> [Stated task]
Lines that contain the string "subtitle" are to be copied; leave out all others.

> [Dataset items]
--
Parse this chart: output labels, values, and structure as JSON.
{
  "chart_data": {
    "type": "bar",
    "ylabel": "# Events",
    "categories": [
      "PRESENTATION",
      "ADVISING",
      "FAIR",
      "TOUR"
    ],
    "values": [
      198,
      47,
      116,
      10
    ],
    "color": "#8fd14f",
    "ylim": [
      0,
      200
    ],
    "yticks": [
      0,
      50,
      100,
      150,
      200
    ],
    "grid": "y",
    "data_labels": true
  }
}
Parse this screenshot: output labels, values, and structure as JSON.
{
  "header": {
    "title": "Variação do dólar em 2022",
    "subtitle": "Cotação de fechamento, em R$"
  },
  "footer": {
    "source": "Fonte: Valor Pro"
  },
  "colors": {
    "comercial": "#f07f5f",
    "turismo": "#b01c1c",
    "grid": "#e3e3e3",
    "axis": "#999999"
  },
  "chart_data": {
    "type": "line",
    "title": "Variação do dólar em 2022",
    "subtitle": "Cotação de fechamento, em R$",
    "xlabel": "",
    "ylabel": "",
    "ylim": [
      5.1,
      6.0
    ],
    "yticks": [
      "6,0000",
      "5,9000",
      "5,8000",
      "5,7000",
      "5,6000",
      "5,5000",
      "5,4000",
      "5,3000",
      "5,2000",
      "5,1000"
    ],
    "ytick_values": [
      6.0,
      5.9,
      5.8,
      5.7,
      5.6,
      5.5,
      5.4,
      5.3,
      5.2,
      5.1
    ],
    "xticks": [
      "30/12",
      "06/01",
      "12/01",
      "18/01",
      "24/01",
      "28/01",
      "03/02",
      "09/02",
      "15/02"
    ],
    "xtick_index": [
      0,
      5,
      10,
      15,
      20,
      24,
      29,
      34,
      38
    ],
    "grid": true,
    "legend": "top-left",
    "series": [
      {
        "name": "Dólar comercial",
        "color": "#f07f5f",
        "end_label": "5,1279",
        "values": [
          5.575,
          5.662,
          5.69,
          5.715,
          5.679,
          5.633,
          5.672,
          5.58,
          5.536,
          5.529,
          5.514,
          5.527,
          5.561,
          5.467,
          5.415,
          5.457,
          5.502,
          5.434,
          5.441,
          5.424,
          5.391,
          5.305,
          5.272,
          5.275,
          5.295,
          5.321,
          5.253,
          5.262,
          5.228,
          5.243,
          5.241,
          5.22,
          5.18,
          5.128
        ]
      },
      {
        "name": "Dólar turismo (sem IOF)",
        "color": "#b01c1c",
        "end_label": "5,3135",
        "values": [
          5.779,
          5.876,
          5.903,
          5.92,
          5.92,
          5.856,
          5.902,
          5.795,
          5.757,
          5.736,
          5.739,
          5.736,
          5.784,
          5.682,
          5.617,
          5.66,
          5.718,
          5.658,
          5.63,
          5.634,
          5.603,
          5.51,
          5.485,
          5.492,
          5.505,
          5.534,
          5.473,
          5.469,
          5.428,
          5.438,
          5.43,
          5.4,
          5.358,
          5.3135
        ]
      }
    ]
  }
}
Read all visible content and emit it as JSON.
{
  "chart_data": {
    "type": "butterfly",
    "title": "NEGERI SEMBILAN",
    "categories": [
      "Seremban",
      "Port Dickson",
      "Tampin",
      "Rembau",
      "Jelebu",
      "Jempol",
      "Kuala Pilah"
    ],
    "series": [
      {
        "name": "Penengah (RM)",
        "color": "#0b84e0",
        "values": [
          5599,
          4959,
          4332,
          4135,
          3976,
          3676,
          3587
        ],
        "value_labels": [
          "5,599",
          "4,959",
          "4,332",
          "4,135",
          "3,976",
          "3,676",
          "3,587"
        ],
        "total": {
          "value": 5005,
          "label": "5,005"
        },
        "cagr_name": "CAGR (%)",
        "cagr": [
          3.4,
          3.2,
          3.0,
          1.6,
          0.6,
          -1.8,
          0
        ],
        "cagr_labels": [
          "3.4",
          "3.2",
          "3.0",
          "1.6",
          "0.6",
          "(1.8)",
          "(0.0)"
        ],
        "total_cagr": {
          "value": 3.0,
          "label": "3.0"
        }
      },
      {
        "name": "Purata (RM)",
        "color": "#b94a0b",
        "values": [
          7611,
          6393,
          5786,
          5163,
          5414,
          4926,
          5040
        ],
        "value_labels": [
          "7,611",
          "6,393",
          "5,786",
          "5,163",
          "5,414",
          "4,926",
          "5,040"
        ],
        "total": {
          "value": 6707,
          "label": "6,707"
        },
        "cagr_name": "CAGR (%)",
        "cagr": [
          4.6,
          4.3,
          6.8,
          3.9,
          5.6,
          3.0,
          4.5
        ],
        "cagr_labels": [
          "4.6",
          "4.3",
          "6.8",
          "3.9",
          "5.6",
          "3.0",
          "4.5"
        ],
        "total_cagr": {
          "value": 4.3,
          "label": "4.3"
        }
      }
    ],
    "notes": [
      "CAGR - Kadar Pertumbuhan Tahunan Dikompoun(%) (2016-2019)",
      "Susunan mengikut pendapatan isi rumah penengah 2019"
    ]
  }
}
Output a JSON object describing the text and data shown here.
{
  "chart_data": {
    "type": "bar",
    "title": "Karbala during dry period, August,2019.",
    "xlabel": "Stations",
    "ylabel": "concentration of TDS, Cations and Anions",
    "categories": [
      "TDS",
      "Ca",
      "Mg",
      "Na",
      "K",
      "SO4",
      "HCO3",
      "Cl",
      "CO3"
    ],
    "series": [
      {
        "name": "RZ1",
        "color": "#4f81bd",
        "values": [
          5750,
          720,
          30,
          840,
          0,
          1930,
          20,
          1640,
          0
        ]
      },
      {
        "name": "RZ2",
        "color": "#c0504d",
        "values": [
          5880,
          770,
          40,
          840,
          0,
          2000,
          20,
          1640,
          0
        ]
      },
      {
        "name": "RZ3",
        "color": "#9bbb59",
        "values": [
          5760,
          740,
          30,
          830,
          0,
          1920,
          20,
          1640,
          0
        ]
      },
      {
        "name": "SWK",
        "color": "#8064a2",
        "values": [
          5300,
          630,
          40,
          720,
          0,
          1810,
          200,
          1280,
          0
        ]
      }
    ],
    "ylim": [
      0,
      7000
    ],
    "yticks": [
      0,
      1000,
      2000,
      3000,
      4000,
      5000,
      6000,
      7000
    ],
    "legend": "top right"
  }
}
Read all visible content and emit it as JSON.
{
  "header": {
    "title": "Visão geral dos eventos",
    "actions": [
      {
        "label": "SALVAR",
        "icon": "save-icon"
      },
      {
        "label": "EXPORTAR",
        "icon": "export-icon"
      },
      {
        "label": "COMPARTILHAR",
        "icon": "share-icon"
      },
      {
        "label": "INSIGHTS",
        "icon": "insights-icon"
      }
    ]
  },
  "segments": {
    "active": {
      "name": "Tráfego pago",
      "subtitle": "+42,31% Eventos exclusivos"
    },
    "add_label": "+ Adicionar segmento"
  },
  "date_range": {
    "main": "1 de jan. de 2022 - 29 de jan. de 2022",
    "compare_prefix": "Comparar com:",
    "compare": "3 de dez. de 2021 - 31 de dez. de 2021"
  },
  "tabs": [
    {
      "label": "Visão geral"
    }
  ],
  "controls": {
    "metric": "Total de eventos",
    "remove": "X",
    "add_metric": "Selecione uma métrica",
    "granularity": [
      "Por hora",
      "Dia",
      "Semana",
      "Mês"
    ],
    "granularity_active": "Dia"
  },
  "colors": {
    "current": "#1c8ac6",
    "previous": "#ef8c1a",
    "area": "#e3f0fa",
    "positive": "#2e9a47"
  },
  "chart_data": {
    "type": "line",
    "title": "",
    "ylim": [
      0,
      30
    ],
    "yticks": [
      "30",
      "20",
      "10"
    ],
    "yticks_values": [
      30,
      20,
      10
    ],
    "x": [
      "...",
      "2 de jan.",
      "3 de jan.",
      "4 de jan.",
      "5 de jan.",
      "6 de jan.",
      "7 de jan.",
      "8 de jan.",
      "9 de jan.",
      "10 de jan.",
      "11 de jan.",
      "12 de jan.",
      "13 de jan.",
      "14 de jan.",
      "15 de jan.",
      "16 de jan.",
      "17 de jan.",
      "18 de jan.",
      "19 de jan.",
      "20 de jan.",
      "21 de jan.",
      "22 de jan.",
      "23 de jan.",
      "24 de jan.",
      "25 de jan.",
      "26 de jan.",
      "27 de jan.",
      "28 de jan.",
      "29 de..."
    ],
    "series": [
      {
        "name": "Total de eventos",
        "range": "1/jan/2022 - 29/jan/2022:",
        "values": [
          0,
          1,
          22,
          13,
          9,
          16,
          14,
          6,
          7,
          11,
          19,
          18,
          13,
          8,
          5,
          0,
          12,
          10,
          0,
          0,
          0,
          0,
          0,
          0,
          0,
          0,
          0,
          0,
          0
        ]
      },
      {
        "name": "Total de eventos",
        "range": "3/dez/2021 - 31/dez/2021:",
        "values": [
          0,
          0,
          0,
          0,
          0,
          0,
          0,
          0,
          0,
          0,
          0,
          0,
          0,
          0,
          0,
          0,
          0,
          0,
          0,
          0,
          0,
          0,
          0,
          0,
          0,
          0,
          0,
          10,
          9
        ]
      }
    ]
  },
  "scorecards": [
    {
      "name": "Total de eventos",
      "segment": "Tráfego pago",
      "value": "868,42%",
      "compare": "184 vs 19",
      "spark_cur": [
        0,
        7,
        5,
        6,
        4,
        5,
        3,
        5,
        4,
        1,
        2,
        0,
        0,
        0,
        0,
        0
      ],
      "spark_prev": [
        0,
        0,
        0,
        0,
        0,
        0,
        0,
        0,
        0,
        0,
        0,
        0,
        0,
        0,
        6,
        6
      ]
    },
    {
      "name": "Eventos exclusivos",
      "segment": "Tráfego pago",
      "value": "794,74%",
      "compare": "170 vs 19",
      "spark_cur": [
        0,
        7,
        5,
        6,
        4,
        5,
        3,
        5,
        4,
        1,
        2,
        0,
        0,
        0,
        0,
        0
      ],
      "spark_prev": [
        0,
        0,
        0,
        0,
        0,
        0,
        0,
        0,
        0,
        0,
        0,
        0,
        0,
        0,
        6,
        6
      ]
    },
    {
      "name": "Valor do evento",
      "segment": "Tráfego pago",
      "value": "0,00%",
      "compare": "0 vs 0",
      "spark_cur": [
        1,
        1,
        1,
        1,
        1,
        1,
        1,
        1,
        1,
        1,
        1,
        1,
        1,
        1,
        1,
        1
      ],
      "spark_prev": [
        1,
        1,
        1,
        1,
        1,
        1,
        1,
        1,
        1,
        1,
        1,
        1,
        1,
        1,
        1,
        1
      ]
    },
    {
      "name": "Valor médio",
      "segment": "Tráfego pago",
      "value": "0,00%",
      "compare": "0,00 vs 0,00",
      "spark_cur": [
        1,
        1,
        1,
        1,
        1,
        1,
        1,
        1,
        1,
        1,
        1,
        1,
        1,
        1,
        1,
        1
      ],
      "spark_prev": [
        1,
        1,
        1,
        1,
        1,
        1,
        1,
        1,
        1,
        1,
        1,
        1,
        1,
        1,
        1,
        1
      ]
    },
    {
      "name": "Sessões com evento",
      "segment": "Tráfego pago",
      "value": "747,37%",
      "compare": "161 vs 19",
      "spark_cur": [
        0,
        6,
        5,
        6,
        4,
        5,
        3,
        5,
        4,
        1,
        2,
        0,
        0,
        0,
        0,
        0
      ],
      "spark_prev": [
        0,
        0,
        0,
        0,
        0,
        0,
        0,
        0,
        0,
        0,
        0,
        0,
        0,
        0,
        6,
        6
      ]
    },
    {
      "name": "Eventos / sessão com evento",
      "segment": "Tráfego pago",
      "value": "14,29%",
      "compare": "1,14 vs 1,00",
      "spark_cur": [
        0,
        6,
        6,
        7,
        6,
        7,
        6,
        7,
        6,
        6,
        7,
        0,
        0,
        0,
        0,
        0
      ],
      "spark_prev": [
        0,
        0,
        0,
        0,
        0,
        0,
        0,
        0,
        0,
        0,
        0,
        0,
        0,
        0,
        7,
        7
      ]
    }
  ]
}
--
> [Solution]
    "subtitle": "Cotação de fechamento, em R$"
    "subtitle": "Cotação de fechamento, em R$",
      "subtitle": "+42,31% Eventos exclusivos"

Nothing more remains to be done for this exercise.